What the task requires: Retype all material exactly. Pictures stay out of the copy.

Data section:
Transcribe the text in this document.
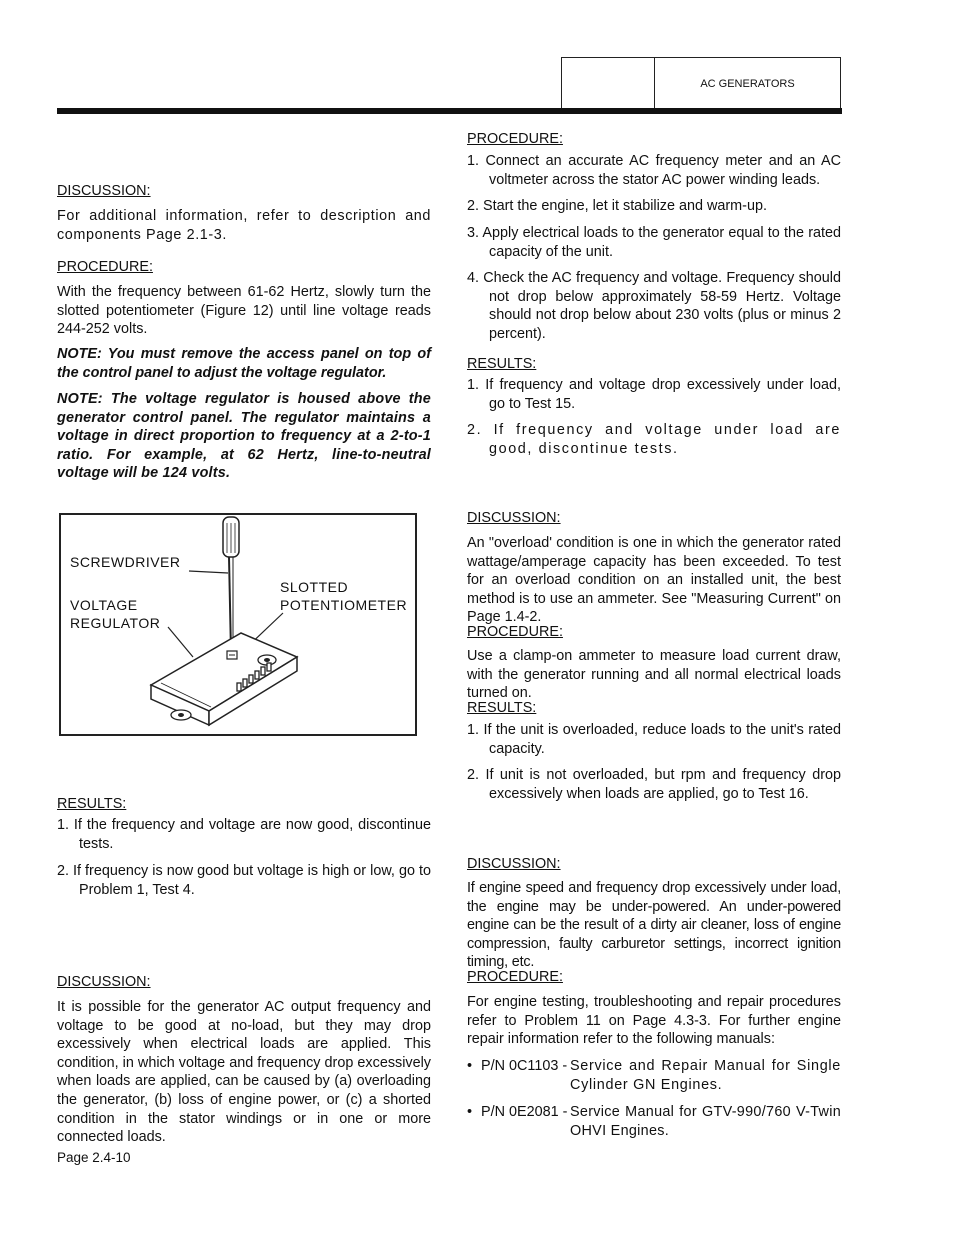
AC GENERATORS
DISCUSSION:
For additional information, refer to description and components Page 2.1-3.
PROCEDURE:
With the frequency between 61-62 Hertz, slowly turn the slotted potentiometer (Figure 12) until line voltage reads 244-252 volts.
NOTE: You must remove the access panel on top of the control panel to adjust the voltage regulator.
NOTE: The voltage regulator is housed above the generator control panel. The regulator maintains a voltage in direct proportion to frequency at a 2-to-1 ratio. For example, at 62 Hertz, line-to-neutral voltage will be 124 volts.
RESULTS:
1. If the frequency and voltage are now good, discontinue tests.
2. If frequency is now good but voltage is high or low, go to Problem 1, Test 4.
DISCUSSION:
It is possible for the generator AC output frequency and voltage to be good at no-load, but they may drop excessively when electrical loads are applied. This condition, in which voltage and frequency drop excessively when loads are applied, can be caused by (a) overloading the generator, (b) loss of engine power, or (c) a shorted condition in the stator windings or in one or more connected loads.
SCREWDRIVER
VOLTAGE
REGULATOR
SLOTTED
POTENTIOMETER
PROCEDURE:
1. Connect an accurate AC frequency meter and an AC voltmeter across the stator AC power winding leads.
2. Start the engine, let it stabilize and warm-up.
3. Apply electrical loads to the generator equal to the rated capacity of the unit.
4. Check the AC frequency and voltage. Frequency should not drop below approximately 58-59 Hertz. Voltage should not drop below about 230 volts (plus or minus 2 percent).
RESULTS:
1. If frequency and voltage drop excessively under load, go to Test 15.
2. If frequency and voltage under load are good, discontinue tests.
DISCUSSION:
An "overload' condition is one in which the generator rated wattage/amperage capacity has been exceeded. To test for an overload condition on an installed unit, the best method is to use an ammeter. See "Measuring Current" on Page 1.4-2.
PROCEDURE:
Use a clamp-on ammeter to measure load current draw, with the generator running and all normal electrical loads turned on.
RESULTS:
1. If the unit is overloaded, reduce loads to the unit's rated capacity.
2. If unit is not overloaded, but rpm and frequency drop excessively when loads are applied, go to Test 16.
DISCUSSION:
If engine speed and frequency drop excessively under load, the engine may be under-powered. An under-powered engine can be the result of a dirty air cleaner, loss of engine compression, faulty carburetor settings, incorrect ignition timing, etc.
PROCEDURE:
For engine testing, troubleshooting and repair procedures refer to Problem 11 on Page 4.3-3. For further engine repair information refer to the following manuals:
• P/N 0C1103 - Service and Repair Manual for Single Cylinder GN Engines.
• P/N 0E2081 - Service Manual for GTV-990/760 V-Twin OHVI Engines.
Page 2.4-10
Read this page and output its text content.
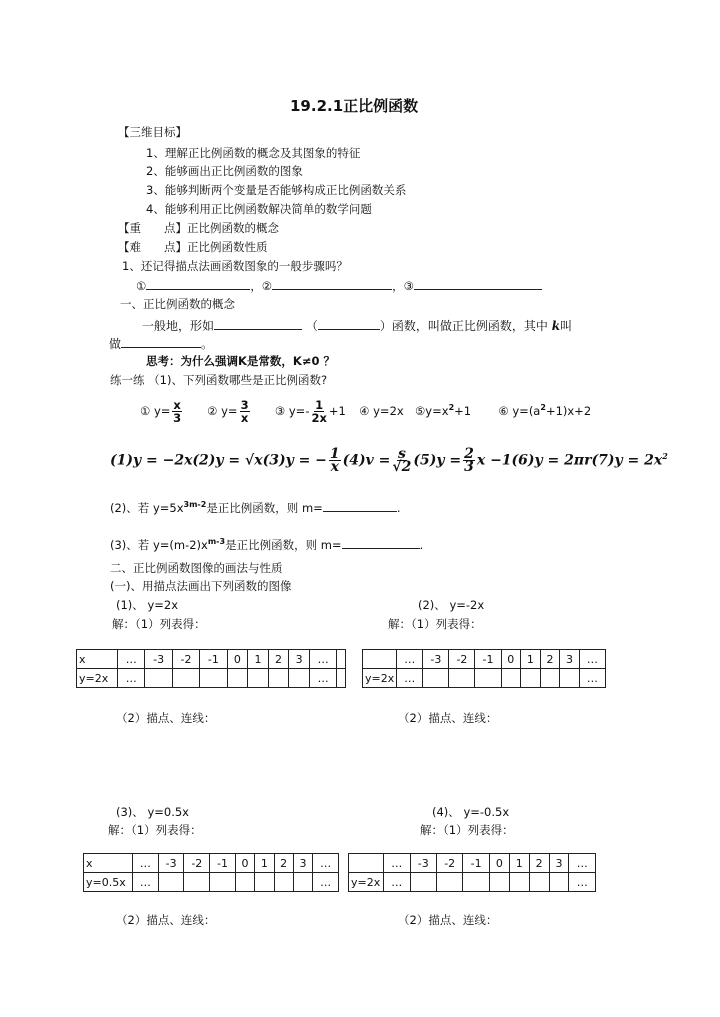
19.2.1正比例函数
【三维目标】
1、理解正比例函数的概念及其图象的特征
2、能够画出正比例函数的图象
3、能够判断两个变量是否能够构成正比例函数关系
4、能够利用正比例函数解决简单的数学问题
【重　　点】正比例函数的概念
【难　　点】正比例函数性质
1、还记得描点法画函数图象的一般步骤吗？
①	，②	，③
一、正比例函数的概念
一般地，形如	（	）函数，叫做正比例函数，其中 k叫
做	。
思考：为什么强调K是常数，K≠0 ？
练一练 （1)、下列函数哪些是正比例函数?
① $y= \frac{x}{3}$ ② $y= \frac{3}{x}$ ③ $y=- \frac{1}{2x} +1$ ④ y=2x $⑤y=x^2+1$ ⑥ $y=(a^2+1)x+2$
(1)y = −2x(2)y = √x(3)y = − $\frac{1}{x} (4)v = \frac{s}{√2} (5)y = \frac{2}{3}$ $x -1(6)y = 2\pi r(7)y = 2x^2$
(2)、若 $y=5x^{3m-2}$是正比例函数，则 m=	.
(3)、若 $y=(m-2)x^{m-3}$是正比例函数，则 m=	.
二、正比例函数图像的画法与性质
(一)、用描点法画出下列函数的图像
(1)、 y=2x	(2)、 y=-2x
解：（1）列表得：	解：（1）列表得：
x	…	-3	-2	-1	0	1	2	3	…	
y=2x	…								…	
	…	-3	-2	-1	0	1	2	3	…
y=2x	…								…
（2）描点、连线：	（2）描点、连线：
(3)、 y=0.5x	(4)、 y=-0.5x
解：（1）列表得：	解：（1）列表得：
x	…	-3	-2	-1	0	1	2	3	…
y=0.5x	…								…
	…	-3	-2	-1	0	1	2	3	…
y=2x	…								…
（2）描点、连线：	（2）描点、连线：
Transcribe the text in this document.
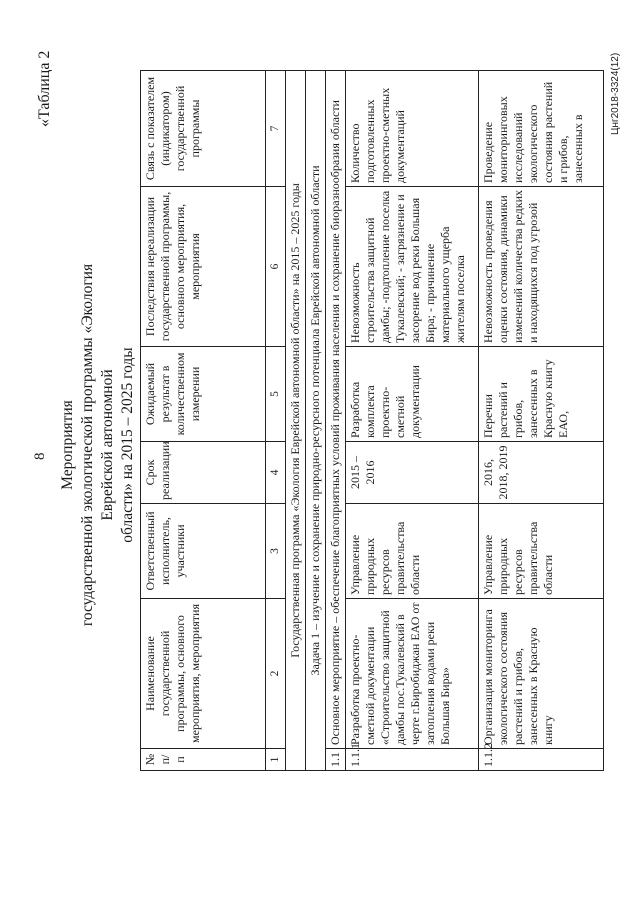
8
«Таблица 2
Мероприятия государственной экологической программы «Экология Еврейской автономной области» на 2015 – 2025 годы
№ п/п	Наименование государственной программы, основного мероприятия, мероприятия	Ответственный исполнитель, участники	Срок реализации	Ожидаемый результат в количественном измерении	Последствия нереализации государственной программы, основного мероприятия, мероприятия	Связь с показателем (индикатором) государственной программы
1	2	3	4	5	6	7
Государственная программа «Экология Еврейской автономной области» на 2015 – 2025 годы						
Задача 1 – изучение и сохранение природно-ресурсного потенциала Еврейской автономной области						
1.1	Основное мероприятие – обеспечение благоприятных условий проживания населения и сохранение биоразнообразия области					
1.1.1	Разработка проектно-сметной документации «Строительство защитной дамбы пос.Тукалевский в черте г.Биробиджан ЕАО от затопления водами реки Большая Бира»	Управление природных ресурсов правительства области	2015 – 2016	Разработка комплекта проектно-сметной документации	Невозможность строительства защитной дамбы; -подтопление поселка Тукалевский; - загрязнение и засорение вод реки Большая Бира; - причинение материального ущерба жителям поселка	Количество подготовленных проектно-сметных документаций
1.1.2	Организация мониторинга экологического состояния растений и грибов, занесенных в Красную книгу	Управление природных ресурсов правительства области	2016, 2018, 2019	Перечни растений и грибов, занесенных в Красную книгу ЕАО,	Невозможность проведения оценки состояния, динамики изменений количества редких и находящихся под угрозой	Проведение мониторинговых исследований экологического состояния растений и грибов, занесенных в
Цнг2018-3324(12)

Written answer:
Transcribe the text in this document.
AC GENERATORS
DISCUSSION:
For additional information, refer to description and components Page 2.1-3.
PROCEDURE:
With the frequency between 61-62 Hertz, slowly turn the slotted potentiometer (Figure 12) until line voltage reads 244-252 volts.
NOTE: You must remove the access panel on top of the control panel to adjust the voltage regulator.
NOTE: The voltage regulator is housed above the generator control panel. The regulator maintains a voltage in direct proportion to frequency at a 2-to-1 ratio. For example, at 62 Hertz, line-to-neutral voltage will be 124 volts.
RESULTS:
1. If the frequency and voltage are now good, discontinue tests.
2. If frequency is now good but voltage is high or low, go to Problem 1, Test 4.
DISCUSSION:
It is possible for the generator AC output frequency and voltage to be good at no-load, but they may drop excessively when electrical loads are applied. This condition, in which voltage and frequency drop excessively when loads are applied, can be caused by (a) overloading the generator, (b) loss of engine power, or (c) a shorted condition in the stator windings or in one or more connected loads.
SCREWDRIVER
VOLTAGE
REGULATOR
SLOTTED
POTENTIOMETER
PROCEDURE:
1. Connect an accurate AC frequency meter and an AC voltmeter across the stator AC power winding leads.
2. Start the engine, let it stabilize and warm-up.
3. Apply electrical loads to the generator equal to the rated capacity of the unit.
4. Check the AC frequency and voltage. Frequency should not drop below approximately 58-59 Hertz. Voltage should not drop below about 230 volts (plus or minus 2 percent).
RESULTS:
1. If frequency and voltage drop excessively under load, go to Test 15.
2. If frequency and voltage under load are good, discontinue tests.
DISCUSSION:
An "overload' condition is one in which the generator rated wattage/amperage capacity has been exceeded. To test for an overload condition on an installed unit, the best method is to use an ammeter. See "Measuring Current" on Page 1.4-2.
PROCEDURE:
Use a clamp-on ammeter to measure load current draw, with the generator running and all normal electrical loads turned on.
RESULTS:
1. If the unit is overloaded, reduce loads to the unit's rated capacity.
2. If unit is not overloaded, but rpm and frequency drop excessively when loads are applied, go to Test 16.
DISCUSSION:
If engine speed and frequency drop excessively under load, the engine may be under-powered. An under-powered engine can be the result of a dirty air cleaner, loss of engine compression, faulty carburetor settings, incorrect ignition timing, etc.
PROCEDURE:
For engine testing, troubleshooting and repair procedures refer to Problem 11 on Page 4.3-3. For further engine repair information refer to the following manuals:
• P/N 0C1103 - Service and Repair Manual for Single Cylinder GN Engines.
• P/N 0E2081 - Service Manual for GTV-990/760 V-Twin OHVI Engines.
Page 2.4-10
Read this page and output its text content.
19.2.1正比例函数
【三维目标】
1、理解正比例函数的概念及其图象的特征
2、能够画出正比例函数的图象
3、能够判断两个变量是否能够构成正比例函数关系
4、能够利用正比例函数解决简单的数学问题
【重　　点】正比例函数的概念
【难　　点】正比例函数性质
1、还记得描点法画函数图象的一般步骤吗？
①	，②	，③
一、正比例函数的概念
一般地，形如	（	）函数，叫做正比例函数，其中 k叫
做	。
思考：为什么强调K是常数，K≠0 ？
练一练 （1)、下列函数哪些是正比例函数?
① $y= \frac{x}{3}$ ② $y= \frac{3}{x}$ ③ $y=- \frac{1}{2x} +1$ ④ y=2x $⑤y=x^2+1$ ⑥ $y=(a^2+1)x+2$
(1)y = −2x(2)y = √x(3)y = − $\frac{1}{x} (4)v = \frac{s}{√2} (5)y = \frac{2}{3}$ $x -1(6)y = 2\pi r(7)y = 2x^2$
(2)、若 $y=5x^{3m-2}$是正比例函数，则 m=	.
(3)、若 $y=(m-2)x^{m-3}$是正比例函数，则 m=	.
二、正比例函数图像的画法与性质
(一)、用描点法画出下列函数的图像
(1)、 y=2x	(2)、 y=-2x
解：（1）列表得：	解：（1）列表得：
x	…	-3	-2	-1	0	1	2	3	…	
y=2x	…								…	
	…	-3	-2	-1	0	1	2	3	…
y=2x	…								…
（2）描点、连线：	（2）描点、连线：
(3)、 y=0.5x	(4)、 y=-0.5x
解：（1）列表得：	解：（1）列表得：
x	…	-3	-2	-1	0	1	2	3	…
y=0.5x	…								…
	…	-3	-2	-1	0	1	2	3	…
y=2x	…								…
（2）描点、连线：	（2）描点、连线：
Transcribe the text in this document.
8
«Таблица 2
Мероприятия государственной экологической программы «Экология Еврейской автономной области» на 2015 – 2025 годы
№ п/п	Наименование государственной программы, основного мероприятия, мероприятия	Ответственный исполнитель, участники	Срок реализации	Ожидаемый результат в количественном измерении	Последствия нереализации государственной программы, основного мероприятия, мероприятия	Связь с показателем (индикатором) государственной программы
1	2	3	4	5	6	7
Государственная программа «Экология Еврейской автономной области» на 2015 – 2025 годы						
Задача 1 – изучение и сохранение природно-ресурсного потенциала Еврейской автономной области						
1.1	Основное мероприятие – обеспечение благоприятных условий проживания населения и сохранение биоразнообразия области					
1.1.1	Разработка проектно-сметной документации «Строительство защитной дамбы пос.Тукалевский в черте г.Биробиджан ЕАО от затопления водами реки Большая Бира»	Управление природных ресурсов правительства области	2015 – 2016	Разработка комплекта проектно-сметной документации	Невозможность строительства защитной дамбы; -подтопление поселка Тукалевский; - загрязнение и засорение вод реки Большая Бира; - причинение материального ущерба жителям поселка	Количество подготовленных проектно-сметных документаций
1.1.2	Организация мониторинга экологического состояния растений и грибов, занесенных в Красную книгу	Управление природных ресурсов правительства области	2016, 2018, 2019	Перечни растений и грибов, занесенных в Красную книгу ЕАО,	Невозможность проведения оценки состояния, динамики изменений количества редких и находящихся под угрозой	Проведение мониторинговых исследований экологического состояния растений и грибов, занесенных в
Цнг2018-3324(12)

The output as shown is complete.